--- Task ---
Show all lines from the data that include the word "quando".

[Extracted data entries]

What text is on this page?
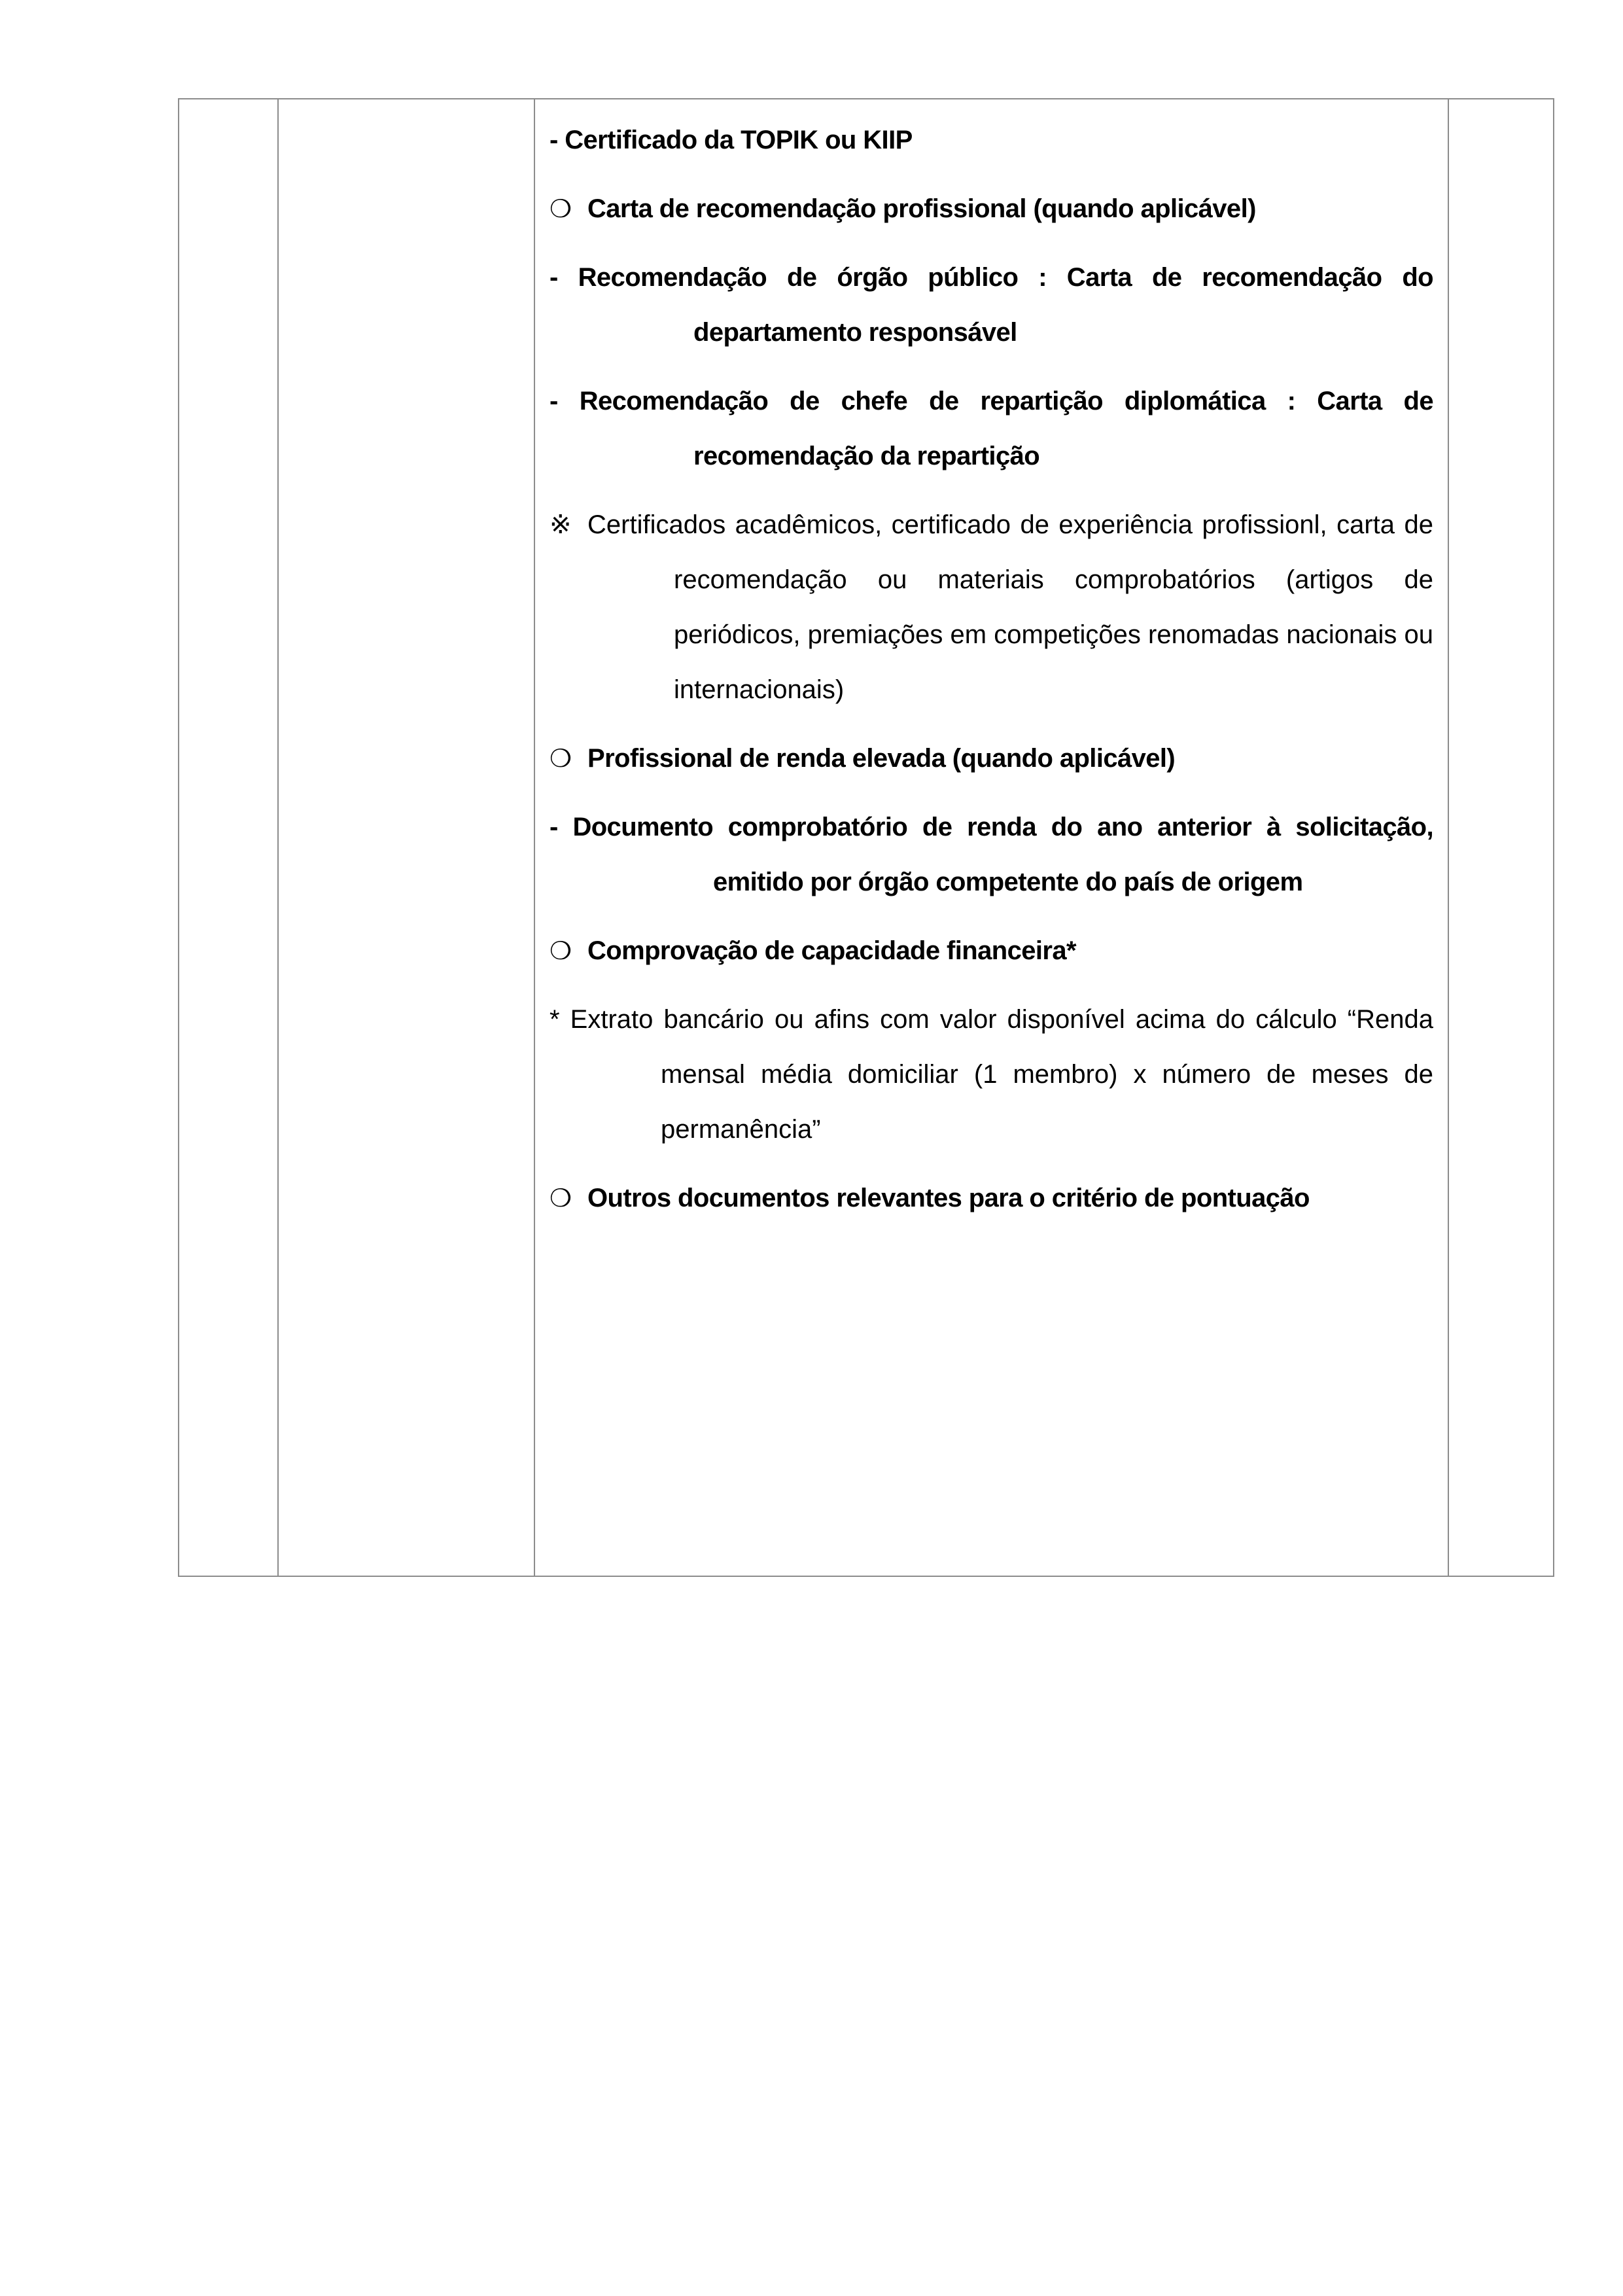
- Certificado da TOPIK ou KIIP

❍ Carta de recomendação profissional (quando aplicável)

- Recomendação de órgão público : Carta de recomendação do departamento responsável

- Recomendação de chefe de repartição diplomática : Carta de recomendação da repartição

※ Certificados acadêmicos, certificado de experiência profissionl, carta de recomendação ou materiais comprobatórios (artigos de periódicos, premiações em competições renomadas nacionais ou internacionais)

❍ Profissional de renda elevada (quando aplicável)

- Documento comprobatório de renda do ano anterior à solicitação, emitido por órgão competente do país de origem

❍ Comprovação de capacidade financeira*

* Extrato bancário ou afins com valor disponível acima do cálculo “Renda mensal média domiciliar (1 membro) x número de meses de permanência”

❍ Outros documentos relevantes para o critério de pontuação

--- Correct answer ---
❍ Carta de recomendação profissional (quando aplicável)
❍ Profissional de renda elevada (quando aplicável)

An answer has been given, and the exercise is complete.